[Excerpt from a dataset]
━━━━━━━━━━
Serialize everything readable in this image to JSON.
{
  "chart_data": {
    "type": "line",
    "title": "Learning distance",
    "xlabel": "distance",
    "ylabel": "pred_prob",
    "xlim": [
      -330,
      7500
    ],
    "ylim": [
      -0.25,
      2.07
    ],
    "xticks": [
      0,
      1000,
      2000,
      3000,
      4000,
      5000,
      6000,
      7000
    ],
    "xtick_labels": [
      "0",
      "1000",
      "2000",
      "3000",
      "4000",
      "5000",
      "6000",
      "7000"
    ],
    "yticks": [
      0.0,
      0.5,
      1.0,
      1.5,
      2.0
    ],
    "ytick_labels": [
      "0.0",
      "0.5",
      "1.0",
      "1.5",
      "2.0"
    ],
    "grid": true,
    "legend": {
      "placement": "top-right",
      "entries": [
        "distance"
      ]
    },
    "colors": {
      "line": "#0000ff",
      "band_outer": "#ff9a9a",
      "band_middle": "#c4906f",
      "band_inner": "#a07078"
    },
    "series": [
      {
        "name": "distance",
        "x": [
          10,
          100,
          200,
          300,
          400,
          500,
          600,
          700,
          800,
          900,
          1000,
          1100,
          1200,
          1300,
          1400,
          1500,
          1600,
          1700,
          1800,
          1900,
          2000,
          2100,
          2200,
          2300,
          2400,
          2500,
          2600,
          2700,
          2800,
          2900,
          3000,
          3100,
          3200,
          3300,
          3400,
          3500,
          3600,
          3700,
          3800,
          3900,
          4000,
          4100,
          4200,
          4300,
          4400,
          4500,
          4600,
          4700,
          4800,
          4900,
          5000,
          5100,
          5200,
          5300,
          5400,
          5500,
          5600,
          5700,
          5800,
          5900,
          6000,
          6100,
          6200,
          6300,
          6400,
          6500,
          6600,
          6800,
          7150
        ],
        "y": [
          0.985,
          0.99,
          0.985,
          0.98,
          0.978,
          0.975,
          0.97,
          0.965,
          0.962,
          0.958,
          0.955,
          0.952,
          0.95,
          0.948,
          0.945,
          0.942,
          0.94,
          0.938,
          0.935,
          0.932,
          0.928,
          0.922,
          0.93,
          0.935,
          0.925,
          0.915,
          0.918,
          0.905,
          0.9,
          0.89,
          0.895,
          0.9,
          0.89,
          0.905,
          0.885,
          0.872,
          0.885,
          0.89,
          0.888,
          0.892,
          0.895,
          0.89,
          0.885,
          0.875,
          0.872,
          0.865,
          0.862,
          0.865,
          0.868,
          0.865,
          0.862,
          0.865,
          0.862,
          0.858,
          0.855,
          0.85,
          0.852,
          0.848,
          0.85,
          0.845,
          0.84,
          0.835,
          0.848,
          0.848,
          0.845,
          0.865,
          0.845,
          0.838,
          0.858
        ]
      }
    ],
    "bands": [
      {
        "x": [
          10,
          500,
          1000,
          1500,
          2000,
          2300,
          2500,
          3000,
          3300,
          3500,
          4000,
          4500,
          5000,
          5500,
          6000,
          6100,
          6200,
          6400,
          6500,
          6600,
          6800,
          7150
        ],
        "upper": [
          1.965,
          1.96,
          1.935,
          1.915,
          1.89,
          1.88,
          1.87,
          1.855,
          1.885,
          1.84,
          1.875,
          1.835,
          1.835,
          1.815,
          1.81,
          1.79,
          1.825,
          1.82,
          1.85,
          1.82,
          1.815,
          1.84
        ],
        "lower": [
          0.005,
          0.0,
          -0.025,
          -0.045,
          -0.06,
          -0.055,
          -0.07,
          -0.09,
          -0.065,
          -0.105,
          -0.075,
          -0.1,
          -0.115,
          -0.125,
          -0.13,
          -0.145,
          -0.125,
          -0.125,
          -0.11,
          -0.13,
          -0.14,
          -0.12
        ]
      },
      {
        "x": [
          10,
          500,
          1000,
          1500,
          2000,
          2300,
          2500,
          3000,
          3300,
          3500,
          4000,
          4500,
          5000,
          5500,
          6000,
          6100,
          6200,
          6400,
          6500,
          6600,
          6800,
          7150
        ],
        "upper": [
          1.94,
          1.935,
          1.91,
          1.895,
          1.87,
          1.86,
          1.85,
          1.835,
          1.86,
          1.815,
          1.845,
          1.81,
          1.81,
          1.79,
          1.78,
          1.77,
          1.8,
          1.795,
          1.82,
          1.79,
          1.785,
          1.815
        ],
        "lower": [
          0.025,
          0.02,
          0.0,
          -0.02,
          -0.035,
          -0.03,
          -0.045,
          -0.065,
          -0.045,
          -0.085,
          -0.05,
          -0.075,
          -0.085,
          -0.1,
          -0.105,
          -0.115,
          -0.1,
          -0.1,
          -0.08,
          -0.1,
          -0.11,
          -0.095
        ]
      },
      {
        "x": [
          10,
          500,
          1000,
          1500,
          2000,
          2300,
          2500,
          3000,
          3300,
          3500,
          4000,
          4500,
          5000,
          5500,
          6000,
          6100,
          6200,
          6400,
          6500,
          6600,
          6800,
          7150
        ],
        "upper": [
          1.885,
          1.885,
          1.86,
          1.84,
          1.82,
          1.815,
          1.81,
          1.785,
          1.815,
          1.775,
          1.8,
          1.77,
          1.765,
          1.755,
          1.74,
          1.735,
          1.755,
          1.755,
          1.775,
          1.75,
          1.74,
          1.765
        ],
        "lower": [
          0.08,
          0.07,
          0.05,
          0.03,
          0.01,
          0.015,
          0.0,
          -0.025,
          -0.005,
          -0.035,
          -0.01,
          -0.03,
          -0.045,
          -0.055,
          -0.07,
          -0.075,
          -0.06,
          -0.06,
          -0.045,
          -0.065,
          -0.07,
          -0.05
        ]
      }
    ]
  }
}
━━━━━━━━━━
### Aim of the exercise
Repeat the whole listing exactly, keeping every line intact.

### Response for this exercise
Serialize everything readable in this image to JSON.
{
  "chart_data": {
    "type": "line",
    "title": "Learning distance",
    "xlabel": "distance",
    "ylabel": "pred_prob",
    "xlim": [
      -330,
      7500
    ],
    "ylim": [
      -0.25,
      2.07
    ],
    "xticks": [
      0,
      1000,
      2000,
      3000,
      4000,
      5000,
      6000,
      7000
    ],
    "xtick_labels": [
      "0",
      "1000",
      "2000",
      "3000",
      "4000",
      "5000",
      "6000",
      "7000"
    ],
    "yticks": [
      0.0,
      0.5,
      1.0,
      1.5,
      2.0
    ],
    "ytick_labels": [
      "0.0",
      "0.5",
      "1.0",
      "1.5",
      "2.0"
    ],
    "grid": true,
    "legend": {
      "placement": "top-right",
      "entries": [
        "distance"
      ]
    },
    "colors": {
      "line": "#0000ff",
      "band_outer": "#ff9a9a",
      "band_middle": "#c4906f",
      "band_inner": "#a07078"
    },
    "series": [
      {
        "name": "distance",
        "x": [
          10,
          100,
          200,
          300,
          400,
          500,
          600,
          700,
          800,
          900,
          1000,
          1100,
          1200,
          1300,
          1400,
          1500,
          1600,
          1700,
          1800,
          1900,
          2000,
          2100,
          2200,
          2300,
          2400,
          2500,
          2600,
          2700,
          2800,
          2900,
          3000,
          3100,
          3200,
          3300,
          3400,
          3500,
          3600,
          3700,
          3800,
          3900,
          4000,
          4100,
          4200,
          4300,
          4400,
          4500,
          4600,
          4700,
          4800,
          4900,
          5000,
          5100,
          5200,
          5300,
          5400,
          5500,
          5600,
          5700,
          5800,
          5900,
          6000,
          6100,
          6200,
          6300,
          6400,
          6500,
          6600,
          6800,
          7150
        ],
        "y": [
          0.985,
          0.99,
          0.985,
          0.98,
          0.978,
          0.975,
          0.97,
          0.965,
          0.962,
          0.958,
          0.955,
          0.952,
          0.95,
          0.948,
          0.945,
          0.942,
          0.94,
          0.938,
          0.935,
          0.932,
          0.928,
          0.922,
          0.93,
          0.935,
          0.925,
          0.915,
          0.918,
          0.905,
          0.9,
          0.89,
          0.895,
          0.9,
          0.89,
          0.905,
          0.885,
          0.872,
          0.885,
          0.89,
          0.888,
          0.892,
          0.895,
          0.89,
          0.885,
          0.875,
          0.872,
          0.865,
          0.862,
          0.865,
          0.868,
          0.865,
          0.862,
          0.865,
          0.862,
          0.858,
          0.855,
          0.85,
          0.852,
          0.848,
          0.85,
          0.845,
          0.84,
          0.835,
          0.848,
          0.848,
          0.845,
          0.865,
          0.845,
          0.838,
          0.858
        ]
      }
    ],
    "bands": [
      {
        "x": [
          10,
          500,
          1000,
          1500,
          2000,
          2300,
          2500,
          3000,
          3300,
          3500,
          4000,
          4500,
          5000,
          5500,
          6000,
          6100,
          6200,
          6400,
          6500,
          6600,
          6800,
          7150
        ],
        "upper": [
          1.965,
          1.96,
          1.935,
          1.915,
          1.89,
          1.88,
          1.87,
          1.855,
          1.885,
          1.84,
          1.875,
          1.835,
          1.835,
          1.815,
          1.81,
          1.79,
          1.825,
          1.82,
          1.85,
          1.82,
          1.815,
          1.84
        ],
        "lower": [
          0.005,
          0.0,
          -0.025,
          -0.045,
          -0.06,
          -0.055,
          -0.07,
          -0.09,
          -0.065,
          -0.105,
          -0.075,
          -0.1,
          -0.115,
          -0.125,
          -0.13,
          -0.145,
          -0.125,
          -0.125,
          -0.11,
          -0.13,
          -0.14,
          -0.12
        ]
      },
      {
        "x": [
          10,
          500,
          1000,
          1500,
          2000,
          2300,
          2500,
          3000,
          3300,
          3500,
          4000,
          4500,
          5000,
          5500,
          6000,
          6100,
          6200,
          6400,
          6500,
          6600,
          6800,
          7150
        ],
        "upper": [
          1.94,
          1.935,
          1.91,
          1.895,
          1.87,
          1.86,
          1.85,
          1.835,
          1.86,
          1.815,
          1.845,
          1.81,
          1.81,
          1.79,
          1.78,
          1.77,
          1.8,
          1.795,
          1.82,
          1.79,
          1.785,
          1.815
        ],
        "lower": [
          0.025,
          0.02,
          0.0,
          -0.02,
          -0.035,
          -0.03,
          -0.045,
          -0.065,
          -0.045,
          -0.085,
          -0.05,
          -0.075,
          -0.085,
          -0.1,
          -0.105,
          -0.115,
          -0.1,
          -0.1,
          -0.08,
          -0.1,
          -0.11,
          -0.095
        ]
      },
      {
        "x": [
          10,
          500,
          1000,
          1500,
          2000,
          2300,
          2500,
          3000,
          3300,
          3500,
          4000,
          4500,
          5000,
          5500,
          6000,
          6100,
          6200,
          6400,
          6500,
          6600,
          6800,
          7150
        ],
        "upper": [
          1.885,
          1.885,
          1.86,
          1.84,
          1.82,
          1.815,
          1.81,
          1.785,
          1.815,
          1.775,
          1.8,
          1.77,
          1.765,
          1.755,
          1.74,
          1.735,
          1.755,
          1.755,
          1.775,
          1.75,
          1.74,
          1.765
        ],
        "lower": [
          0.08,
          0.07,
          0.05,
          0.03,
          0.01,
          0.015,
          0.0,
          -0.025,
          -0.005,
          -0.035,
          -0.01,
          -0.03,
          -0.045,
          -0.055,
          -0.07,
          -0.075,
          -0.06,
          -0.06,
          -0.045,
          -0.065,
          -0.07,
          -0.05
        ]
      }
    ]
  }
}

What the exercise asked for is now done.